### What you will do
Omit all pictures. Copy the rest of the material exactly.

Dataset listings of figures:
┄┄┄┄┄┄┄┄┄┄┄┄┄┄┄┄┄┄┄┄
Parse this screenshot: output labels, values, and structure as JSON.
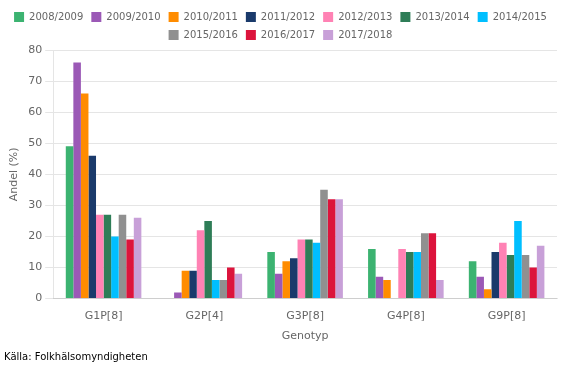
{
  "chart_data": {
    "type": "bar",
    "xlabel": "Genotyp",
    "ylabel": "Andel (%)",
    "annotations": [
      "Källa: Folkhälsomyndigheten"
    ],
    "categories": [
      "G1P[8]",
      "G2P[4]",
      "G3P[8]",
      "G4P[8]",
      "G9P[8]"
    ],
    "series": [
      {
        "name": "2008/2009",
        "color": "#3cb371",
        "values": [
          49,
          0,
          15,
          16,
          12
        ]
      },
      {
        "name": "2009/2010",
        "color": "#9b59b6",
        "values": [
          76,
          2,
          8,
          7,
          7
        ]
      },
      {
        "name": "2010/2011",
        "color": "#ff8c00",
        "values": [
          66,
          9,
          12,
          6,
          3
        ]
      },
      {
        "name": "2011/2012",
        "color": "#1a3a6b",
        "values": [
          46,
          9,
          13,
          0,
          15
        ]
      },
      {
        "name": "2012/2013",
        "color": "#ff82b4",
        "values": [
          27,
          22,
          19,
          16,
          18
        ]
      },
      {
        "name": "2013/2014",
        "color": "#2e7d57",
        "values": [
          27,
          25,
          19,
          15,
          14
        ]
      },
      {
        "name": "2014/2015",
        "color": "#00bfff",
        "values": [
          20,
          6,
          18,
          15,
          25
        ]
      },
      {
        "name": "2015/2016",
        "color": "#909090",
        "values": [
          27,
          6,
          35,
          21,
          14
        ]
      },
      {
        "name": "2016/2017",
        "color": "#dc143c",
        "values": [
          19,
          10,
          32,
          21,
          10
        ]
      },
      {
        "name": "2017/2018",
        "color": "#c8a0d8",
        "values": [
          26,
          8,
          32,
          6,
          17
        ]
      }
    ],
    "ylim": [
      0,
      80
    ],
    "yticks": [
      0,
      10,
      20,
      30,
      40,
      50,
      60,
      70,
      80
    ],
    "grid": true,
    "legend": "top"
  }
}
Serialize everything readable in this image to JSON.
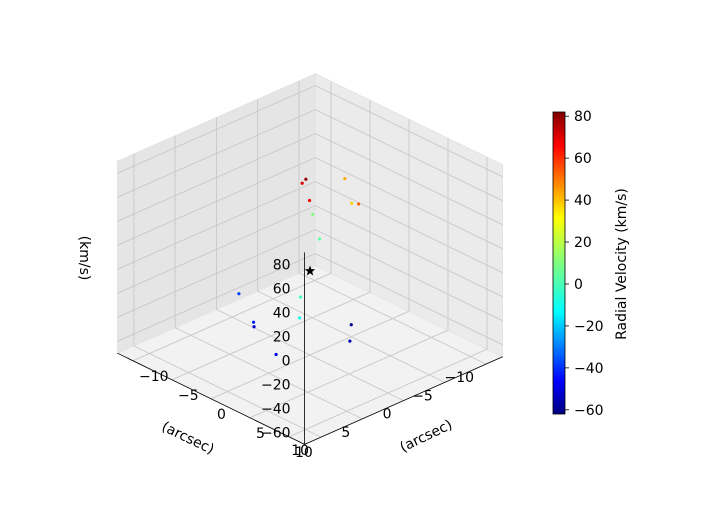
{
  "chart_data": {
    "type": "scatter",
    "projection": "3d",
    "axes": {
      "x": {
        "label": "(arcsec)",
        "ticks": [
          -10,
          -5,
          0,
          5,
          10
        ],
        "lim": [
          -12,
          12
        ]
      },
      "y": {
        "label": "(arcsec)",
        "ticks": [
          -10,
          -5,
          0,
          5,
          10
        ],
        "lim": [
          -12,
          12
        ]
      },
      "z": {
        "label": "(km/s)",
        "ticks": [
          -60,
          -40,
          -20,
          0,
          20,
          40,
          60,
          80
        ],
        "lim": [
          -70,
          90
        ]
      }
    },
    "colorbar": {
      "label": "Radial Velocity (km/s)",
      "ticks": [
        -60,
        -40,
        -20,
        0,
        20,
        40,
        60,
        80
      ],
      "range": [
        -62,
        82
      ],
      "colormap": "jet"
    },
    "center_marker": {
      "symbol": "star",
      "x": 0,
      "y": 0,
      "z": 0,
      "color": "#000000"
    },
    "grid": true,
    "series": [
      {
        "x": [
          -8,
          -6,
          -4,
          0.5,
          1,
          0
        ],
        "y": [
          -4,
          -1,
          2,
          0,
          1,
          -1
        ],
        "z": [
          40,
          35,
          50,
          78,
          65,
          70
        ]
      },
      {
        "x": [
          6,
          3,
          -2,
          -5,
          2,
          4
        ],
        "y": [
          2,
          -4,
          3,
          0,
          -7,
          -3
        ],
        "z": [
          -45,
          -50,
          -55,
          -60,
          -35,
          -40
        ]
      },
      {
        "x": [
          -6,
          -4,
          4,
          6
        ],
        "y": [
          -6,
          -3,
          3,
          5
        ],
        "z": [
          10,
          5,
          0,
          -5
        ]
      }
    ]
  }
}
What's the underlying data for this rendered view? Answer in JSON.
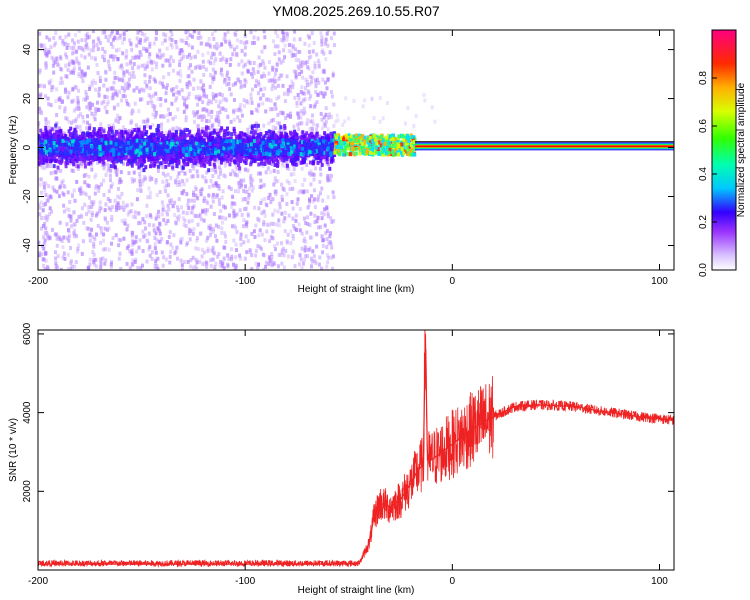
{
  "title": "YM08.2025.269.10.55.R07",
  "charts": [
    {
      "type": "heatmap",
      "xlabel": "Height of straight line (km)",
      "ylabel": "Frequency (Hz)",
      "xlim": [
        -200,
        107
      ],
      "ylim": [
        -50,
        48
      ],
      "x_ticks": [
        -200,
        -100,
        0,
        100
      ],
      "x_tick_labels": [
        "-200",
        "-100",
        "0",
        "100"
      ],
      "y_ticks": [
        -40,
        -20,
        0,
        20,
        40
      ],
      "y_tick_labels": [
        "-40",
        "-20",
        "0",
        "20",
        "40"
      ],
      "grid": false,
      "description_series": [
        {
          "name": "noise-region",
          "x_range": [
            -200,
            -57
          ],
          "band_hz": [
            -10,
            10
          ],
          "core_hz": [
            -3,
            3
          ],
          "spread_hz": [
            -50,
            48
          ]
        },
        {
          "name": "transition",
          "x_range": [
            -57,
            -18
          ],
          "band_hz": [
            -3,
            5
          ]
        },
        {
          "name": "signal-line",
          "x_range": [
            -18,
            107
          ],
          "freq_hz": 0.5,
          "halfwidth_hz": 1.5
        }
      ],
      "colorbar": {
        "label": "Normalized spectral amplitude",
        "range": [
          0,
          1
        ],
        "ticks": [
          0.0,
          0.2,
          0.4,
          0.6,
          0.8
        ],
        "tick_labels": [
          "0.0",
          "0.2",
          "0.4",
          "0.6",
          "0.8"
        ]
      }
    },
    {
      "type": "line",
      "xlabel": "Height of straight line (km)",
      "ylabel": "SNR (10 * v/v)",
      "xlim": [
        -200,
        107
      ],
      "ylim": [
        0,
        6100
      ],
      "x_ticks": [
        -200,
        -100,
        0,
        100
      ],
      "x_tick_labels": [
        "-200",
        "-100",
        "0",
        "100"
      ],
      "y_ticks": [
        2000,
        4000,
        6000
      ],
      "y_tick_labels": [
        "2000",
        "4000",
        "6000"
      ],
      "grid": false,
      "series": [
        {
          "name": "SNR",
          "color": "#ee2222",
          "x": [
            -200,
            -150,
            -100,
            -60,
            -45,
            -40,
            -38,
            -35,
            -30,
            -25,
            -20,
            -17,
            -14,
            -13,
            -12,
            -10,
            -5,
            0,
            10,
            20,
            30,
            40,
            50,
            60,
            70,
            80,
            90,
            100,
            107
          ],
          "y": [
            150,
            150,
            150,
            150,
            160,
            700,
            1300,
            1700,
            1600,
            1800,
            2200,
            2500,
            2700,
            6000,
            2800,
            2800,
            3000,
            3200,
            3600,
            3900,
            4150,
            4200,
            4180,
            4150,
            4050,
            3980,
            3900,
            3850,
            3800
          ]
        }
      ]
    }
  ]
}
┄┄┄┄┄┄┄┄┄┄┄┄┄┄┄┄┄┄┄┄
### Exercise solution
Parse this screenshot: output labels, values, and structure as JSON.
{
  "chart_data": {
    "type": "bar",
    "xlabel": "Genotyp",
    "ylabel": "Andel (%)",
    "annotations": [
      "Källa: Folkhälsomyndigheten"
    ],
    "categories": [
      "G1P[8]",
      "G2P[4]",
      "G3P[8]",
      "G4P[8]",
      "G9P[8]"
    ],
    "series": [
      {
        "name": "2008/2009",
        "color": "#3cb371",
        "values": [
          49,
          0,
          15,
          16,
          12
        ]
      },
      {
        "name": "2009/2010",
        "color": "#9b59b6",
        "values": [
          76,
          2,
          8,
          7,
          7
        ]
      },
      {
        "name": "2010/2011",
        "color": "#ff8c00",
        "values": [
          66,
          9,
          12,
          6,
          3
        ]
      },
      {
        "name": "2011/2012",
        "color": "#1a3a6b",
        "values": [
          46,
          9,
          13,
          0,
          15
        ]
      },
      {
        "name": "2012/2013",
        "color": "#ff82b4",
        "values": [
          27,
          22,
          19,
          16,
          18
        ]
      },
      {
        "name": "2013/2014",
        "color": "#2e7d57",
        "values": [
          27,
          25,
          19,
          15,
          14
        ]
      },
      {
        "name": "2014/2015",
        "color": "#00bfff",
        "values": [
          20,
          6,
          18,
          15,
          25
        ]
      },
      {
        "name": "2015/2016",
        "color": "#909090",
        "values": [
          27,
          6,
          35,
          21,
          14
        ]
      },
      {
        "name": "2016/2017",
        "color": "#dc143c",
        "values": [
          19,
          10,
          32,
          21,
          10
        ]
      },
      {
        "name": "2017/2018",
        "color": "#c8a0d8",
        "values": [
          26,
          8,
          32,
          6,
          17
        ]
      }
    ],
    "ylim": [
      0,
      80
    ],
    "yticks": [
      0,
      10,
      20,
      30,
      40,
      50,
      60,
      70,
      80
    ],
    "grid": true,
    "legend": "top"
  }
}
Serialize everything readable in this image to JSON.
{
  "chart_data": {
    "type": "scatter",
    "projection": "3d",
    "axes": {
      "x": {
        "label": "(arcsec)",
        "ticks": [
          -10,
          -5,
          0,
          5,
          10
        ],
        "lim": [
          -12,
          12
        ]
      },
      "y": {
        "label": "(arcsec)",
        "ticks": [
          -10,
          -5,
          0,
          5,
          10
        ],
        "lim": [
          -12,
          12
        ]
      },
      "z": {
        "label": "(km/s)",
        "ticks": [
          -60,
          -40,
          -20,
          0,
          20,
          40,
          60,
          80
        ],
        "lim": [
          -70,
          90
        ]
      }
    },
    "colorbar": {
      "label": "Radial Velocity (km/s)",
      "ticks": [
        -60,
        -40,
        -20,
        0,
        20,
        40,
        60,
        80
      ],
      "range": [
        -62,
        82
      ],
      "colormap": "jet"
    },
    "center_marker": {
      "symbol": "star",
      "x": 0,
      "y": 0,
      "z": 0,
      "color": "#000000"
    },
    "grid": true,
    "series": [
      {
        "x": [
          -8,
          -6,
          -4,
          0.5,
          1,
          0
        ],
        "y": [
          -4,
          -1,
          2,
          0,
          1,
          -1
        ],
        "z": [
          40,
          35,
          50,
          78,
          65,
          70
        ]
      },
      {
        "x": [
          6,
          3,
          -2,
          -5,
          2,
          4
        ],
        "y": [
          2,
          -4,
          3,
          0,
          -7,
          -3
        ],
        "z": [
          -45,
          -50,
          -55,
          -60,
          -35,
          -40
        ]
      },
      {
        "x": [
          -6,
          -4,
          4,
          6
        ],
        "y": [
          -6,
          -3,
          3,
          5
        ],
        "z": [
          10,
          5,
          0,
          -5
        ]
      }
    ]
  }
}
What's the underlying data for this rendered view? Answer in JSON.
{
  "title": "YM08.2025.269.10.55.R07",
  "charts": [
    {
      "type": "heatmap",
      "xlabel": "Height of straight line (km)",
      "ylabel": "Frequency (Hz)",
      "xlim": [
        -200,
        107
      ],
      "ylim": [
        -50,
        48
      ],
      "x_ticks": [
        -200,
        -100,
        0,
        100
      ],
      "x_tick_labels": [
        "-200",
        "-100",
        "0",
        "100"
      ],
      "y_ticks": [
        -40,
        -20,
        0,
        20,
        40
      ],
      "y_tick_labels": [
        "-40",
        "-20",
        "0",
        "20",
        "40"
      ],
      "grid": false,
      "description_series": [
        {
          "name": "noise-region",
          "x_range": [
            -200,
            -57
          ],
          "band_hz": [
            -10,
            10
          ],
          "core_hz": [
            -3,
            3
          ],
          "spread_hz": [
            -50,
            48
          ]
        },
        {
          "name": "transition",
          "x_range": [
            -57,
            -18
          ],
          "band_hz": [
            -3,
            5
          ]
        },
        {
          "name": "signal-line",
          "x_range": [
            -18,
            107
          ],
          "freq_hz": 0.5,
          "halfwidth_hz": 1.5
        }
      ],
      "colorbar": {
        "label": "Normalized spectral amplitude",
        "range": [
          0,
          1
        ],
        "ticks": [
          0.0,
          0.2,
          0.4,
          0.6,
          0.8
        ],
        "tick_labels": [
          "0.0",
          "0.2",
          "0.4",
          "0.6",
          "0.8"
        ]
      }
    },
    {
      "type": "line",
      "xlabel": "Height of straight line (km)",
      "ylabel": "SNR (10 * v/v)",
      "xlim": [
        -200,
        107
      ],
      "ylim": [
        0,
        6100
      ],
      "x_ticks": [
        -200,
        -100,
        0,
        100
      ],
      "x_tick_labels": [
        "-200",
        "-100",
        "0",
        "100"
      ],
      "y_ticks": [
        2000,
        4000,
        6000
      ],
      "y_tick_labels": [
        "2000",
        "4000",
        "6000"
      ],
      "grid": false,
      "series": [
        {
          "name": "SNR",
          "color": "#ee2222",
          "x": [
            -200,
            -150,
            -100,
            -60,
            -45,
            -40,
            -38,
            -35,
            -30,
            -25,
            -20,
            -17,
            -14,
            -13,
            -12,
            -10,
            -5,
            0,
            10,
            20,
            30,
            40,
            50,
            60,
            70,
            80,
            90,
            100,
            107
          ],
          "y": [
            150,
            150,
            150,
            150,
            160,
            700,
            1300,
            1700,
            1600,
            1800,
            2200,
            2500,
            2700,
            6000,
            2800,
            2800,
            3000,
            3200,
            3600,
            3900,
            4150,
            4200,
            4180,
            4150,
            4050,
            3980,
            3900,
            3850,
            3800
          ]
        }
      ]
    }
  ]
}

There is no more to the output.